(Structured figure records)
- - -

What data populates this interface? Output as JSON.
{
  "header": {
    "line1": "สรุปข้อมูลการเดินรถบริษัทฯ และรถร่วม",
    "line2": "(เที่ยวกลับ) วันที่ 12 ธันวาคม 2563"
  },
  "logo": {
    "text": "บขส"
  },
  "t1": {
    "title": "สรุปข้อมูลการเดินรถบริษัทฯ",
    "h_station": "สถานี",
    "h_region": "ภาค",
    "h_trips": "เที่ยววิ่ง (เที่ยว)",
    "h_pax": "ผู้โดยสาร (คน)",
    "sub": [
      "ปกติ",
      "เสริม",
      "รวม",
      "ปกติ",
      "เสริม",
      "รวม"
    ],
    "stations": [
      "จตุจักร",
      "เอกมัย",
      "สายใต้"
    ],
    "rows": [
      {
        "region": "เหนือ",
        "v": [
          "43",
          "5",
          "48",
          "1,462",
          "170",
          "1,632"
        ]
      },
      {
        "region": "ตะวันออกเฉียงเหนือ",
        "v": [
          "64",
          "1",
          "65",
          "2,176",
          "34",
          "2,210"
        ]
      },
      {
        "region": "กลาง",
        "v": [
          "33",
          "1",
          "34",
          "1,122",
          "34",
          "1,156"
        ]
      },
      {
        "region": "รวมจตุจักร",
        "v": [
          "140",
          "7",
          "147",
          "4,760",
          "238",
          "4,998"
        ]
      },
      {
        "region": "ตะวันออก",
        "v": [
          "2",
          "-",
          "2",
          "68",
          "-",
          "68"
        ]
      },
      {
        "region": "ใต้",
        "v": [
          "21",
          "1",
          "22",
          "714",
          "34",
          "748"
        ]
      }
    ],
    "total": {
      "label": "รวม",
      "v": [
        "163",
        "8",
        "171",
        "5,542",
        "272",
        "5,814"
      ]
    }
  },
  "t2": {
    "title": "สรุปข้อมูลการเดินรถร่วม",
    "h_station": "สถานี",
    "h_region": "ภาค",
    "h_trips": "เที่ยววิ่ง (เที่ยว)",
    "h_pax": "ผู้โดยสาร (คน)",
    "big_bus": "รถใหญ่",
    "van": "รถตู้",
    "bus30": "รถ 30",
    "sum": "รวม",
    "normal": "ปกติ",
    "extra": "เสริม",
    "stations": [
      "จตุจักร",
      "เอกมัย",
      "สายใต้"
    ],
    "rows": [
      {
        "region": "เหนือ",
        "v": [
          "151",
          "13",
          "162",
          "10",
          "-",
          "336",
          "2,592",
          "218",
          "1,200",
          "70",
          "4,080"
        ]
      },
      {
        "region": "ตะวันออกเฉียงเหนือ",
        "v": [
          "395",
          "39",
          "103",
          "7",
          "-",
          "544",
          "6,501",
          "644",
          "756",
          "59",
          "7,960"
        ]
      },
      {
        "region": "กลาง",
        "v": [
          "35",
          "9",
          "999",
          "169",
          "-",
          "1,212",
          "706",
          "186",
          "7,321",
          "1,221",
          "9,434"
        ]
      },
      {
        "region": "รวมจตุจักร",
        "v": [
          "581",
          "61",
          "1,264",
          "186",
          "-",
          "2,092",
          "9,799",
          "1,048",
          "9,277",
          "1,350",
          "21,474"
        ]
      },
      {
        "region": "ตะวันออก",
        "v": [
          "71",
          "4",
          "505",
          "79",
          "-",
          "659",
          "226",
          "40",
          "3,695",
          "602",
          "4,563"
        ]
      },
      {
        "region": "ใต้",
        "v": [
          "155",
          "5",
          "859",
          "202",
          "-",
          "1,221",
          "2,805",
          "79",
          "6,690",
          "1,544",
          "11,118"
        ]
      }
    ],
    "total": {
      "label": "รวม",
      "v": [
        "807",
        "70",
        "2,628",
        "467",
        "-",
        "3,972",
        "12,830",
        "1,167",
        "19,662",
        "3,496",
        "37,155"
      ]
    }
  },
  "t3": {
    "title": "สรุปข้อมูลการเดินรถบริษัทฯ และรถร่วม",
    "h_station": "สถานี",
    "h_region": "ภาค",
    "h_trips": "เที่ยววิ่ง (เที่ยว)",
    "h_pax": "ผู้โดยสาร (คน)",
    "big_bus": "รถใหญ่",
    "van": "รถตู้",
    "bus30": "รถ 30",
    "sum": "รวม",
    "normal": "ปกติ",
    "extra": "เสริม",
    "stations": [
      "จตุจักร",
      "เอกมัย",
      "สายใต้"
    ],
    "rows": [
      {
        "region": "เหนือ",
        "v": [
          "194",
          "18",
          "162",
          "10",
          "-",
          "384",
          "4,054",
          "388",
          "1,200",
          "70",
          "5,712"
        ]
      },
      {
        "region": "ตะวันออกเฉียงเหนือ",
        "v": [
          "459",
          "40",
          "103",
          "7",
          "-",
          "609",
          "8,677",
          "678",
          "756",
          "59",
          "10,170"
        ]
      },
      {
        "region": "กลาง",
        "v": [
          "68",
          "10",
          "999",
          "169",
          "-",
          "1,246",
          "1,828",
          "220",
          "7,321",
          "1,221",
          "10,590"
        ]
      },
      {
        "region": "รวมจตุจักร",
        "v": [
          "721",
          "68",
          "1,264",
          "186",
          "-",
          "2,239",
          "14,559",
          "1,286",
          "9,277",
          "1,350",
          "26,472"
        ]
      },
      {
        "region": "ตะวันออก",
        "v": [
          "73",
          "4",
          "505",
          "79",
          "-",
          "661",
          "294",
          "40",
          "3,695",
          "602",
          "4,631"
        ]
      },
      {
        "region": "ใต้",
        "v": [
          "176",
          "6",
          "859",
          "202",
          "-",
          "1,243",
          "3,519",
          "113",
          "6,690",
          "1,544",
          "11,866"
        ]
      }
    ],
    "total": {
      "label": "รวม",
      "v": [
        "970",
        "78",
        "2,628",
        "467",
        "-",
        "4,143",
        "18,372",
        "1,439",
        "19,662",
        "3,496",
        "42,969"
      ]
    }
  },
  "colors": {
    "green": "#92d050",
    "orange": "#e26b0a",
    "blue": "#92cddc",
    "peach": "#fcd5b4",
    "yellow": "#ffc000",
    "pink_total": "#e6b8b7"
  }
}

- - -

Your task is to return the full listing exactly as it was given.

What data populates this interface? Output as JSON.
{
  "header": {
    "line1": "สรุปข้อมูลการเดินรถบริษัทฯ และรถร่วม",
    "line2": "(เที่ยวกลับ) วันที่ 12 ธันวาคม 2563"
  },
  "logo": {
    "text": "บขส"
  },
  "t1": {
    "title": "สรุปข้อมูลการเดินรถบริษัทฯ",
    "h_station": "สถานี",
    "h_region": "ภาค",
    "h_trips": "เที่ยววิ่ง (เที่ยว)",
    "h_pax": "ผู้โดยสาร (คน)",
    "sub": [
      "ปกติ",
      "เสริม",
      "รวม",
      "ปกติ",
      "เสริม",
      "รวม"
    ],
    "stations": [
      "จตุจักร",
      "เอกมัย",
      "สายใต้"
    ],
    "rows": [
      {
        "region": "เหนือ",
        "v": [
          "43",
          "5",
          "48",
          "1,462",
          "170",
          "1,632"
        ]
      },
      {
        "region": "ตะวันออกเฉียงเหนือ",
        "v": [
          "64",
          "1",
          "65",
          "2,176",
          "34",
          "2,210"
        ]
      },
      {
        "region": "กลาง",
        "v": [
          "33",
          "1",
          "34",
          "1,122",
          "34",
          "1,156"
        ]
      },
      {
        "region": "รวมจตุจักร",
        "v": [
          "140",
          "7",
          "147",
          "4,760",
          "238",
          "4,998"
        ]
      },
      {
        "region": "ตะวันออก",
        "v": [
          "2",
          "-",
          "2",
          "68",
          "-",
          "68"
        ]
      },
      {
        "region": "ใต้",
        "v": [
          "21",
          "1",
          "22",
          "714",
          "34",
          "748"
        ]
      }
    ],
    "total": {
      "label": "รวม",
      "v": [
        "163",
        "8",
        "171",
        "5,542",
        "272",
        "5,814"
      ]
    }
  },
  "t2": {
    "title": "สรุปข้อมูลการเดินรถร่วม",
    "h_station": "สถานี",
    "h_region": "ภาค",
    "h_trips": "เที่ยววิ่ง (เที่ยว)",
    "h_pax": "ผู้โดยสาร (คน)",
    "big_bus": "รถใหญ่",
    "van": "รถตู้",
    "bus30": "รถ 30",
    "sum": "รวม",
    "normal": "ปกติ",
    "extra": "เสริม",
    "stations": [
      "จตุจักร",
      "เอกมัย",
      "สายใต้"
    ],
    "rows": [
      {
        "region": "เหนือ",
        "v": [
          "151",
          "13",
          "162",
          "10",
          "-",
          "336",
          "2,592",
          "218",
          "1,200",
          "70",
          "4,080"
        ]
      },
      {
        "region": "ตะวันออกเฉียงเหนือ",
        "v": [
          "395",
          "39",
          "103",
          "7",
          "-",
          "544",
          "6,501",
          "644",
          "756",
          "59",
          "7,960"
        ]
      },
      {
        "region": "กลาง",
        "v": [
          "35",
          "9",
          "999",
          "169",
          "-",
          "1,212",
          "706",
          "186",
          "7,321",
          "1,221",
          "9,434"
        ]
      },
      {
        "region": "รวมจตุจักร",
        "v": [
          "581",
          "61",
          "1,264",
          "186",
          "-",
          "2,092",
          "9,799",
          "1,048",
          "9,277",
          "1,350",
          "21,474"
        ]
      },
      {
        "region": "ตะวันออก",
        "v": [
          "71",
          "4",
          "505",
          "79",
          "-",
          "659",
          "226",
          "40",
          "3,695",
          "602",
          "4,563"
        ]
      },
      {
        "region": "ใต้",
        "v": [
          "155",
          "5",
          "859",
          "202",
          "-",
          "1,221",
          "2,805",
          "79",
          "6,690",
          "1,544",
          "11,118"
        ]
      }
    ],
    "total": {
      "label": "รวม",
      "v": [
        "807",
        "70",
        "2,628",
        "467",
        "-",
        "3,972",
        "12,830",
        "1,167",
        "19,662",
        "3,496",
        "37,155"
      ]
    }
  },
  "t3": {
    "title": "สรุปข้อมูลการเดินรถบริษัทฯ และรถร่วม",
    "h_station": "สถานี",
    "h_region": "ภาค",
    "h_trips": "เที่ยววิ่ง (เที่ยว)",
    "h_pax": "ผู้โดยสาร (คน)",
    "big_bus": "รถใหญ่",
    "van": "รถตู้",
    "bus30": "รถ 30",
    "sum": "รวม",
    "normal": "ปกติ",
    "extra": "เสริม",
    "stations": [
      "จตุจักร",
      "เอกมัย",
      "สายใต้"
    ],
    "rows": [
      {
        "region": "เหนือ",
        "v": [
          "194",
          "18",
          "162",
          "10",
          "-",
          "384",
          "4,054",
          "388",
          "1,200",
          "70",
          "5,712"
        ]
      },
      {
        "region": "ตะวันออกเฉียงเหนือ",
        "v": [
          "459",
          "40",
          "103",
          "7",
          "-",
          "609",
          "8,677",
          "678",
          "756",
          "59",
          "10,170"
        ]
      },
      {
        "region": "กลาง",
        "v": [
          "68",
          "10",
          "999",
          "169",
          "-",
          "1,246",
          "1,828",
          "220",
          "7,321",
          "1,221",
          "10,590"
        ]
      },
      {
        "region": "รวมจตุจักร",
        "v": [
          "721",
          "68",
          "1,264",
          "186",
          "-",
          "2,239",
          "14,559",
          "1,286",
          "9,277",
          "1,350",
          "26,472"
        ]
      },
      {
        "region": "ตะวันออก",
        "v": [
          "73",
          "4",
          "505",
          "79",
          "-",
          "661",
          "294",
          "40",
          "3,695",
          "602",
          "4,631"
        ]
      },
      {
        "region": "ใต้",
        "v": [
          "176",
          "6",
          "859",
          "202",
          "-",
          "1,243",
          "3,519",
          "113",
          "6,690",
          "1,544",
          "11,866"
        ]
      }
    ],
    "total": {
      "label": "รวม",
      "v": [
        "970",
        "78",
        "2,628",
        "467",
        "-",
        "4,143",
        "18,372",
        "1,439",
        "19,662",
        "3,496",
        "42,969"
      ]
    }
  },
  "colors": {
    "green": "#92d050",
    "orange": "#e26b0a",
    "blue": "#92cddc",
    "peach": "#fcd5b4",
    "yellow": "#ffc000",
    "pink_total": "#e6b8b7"
  }
}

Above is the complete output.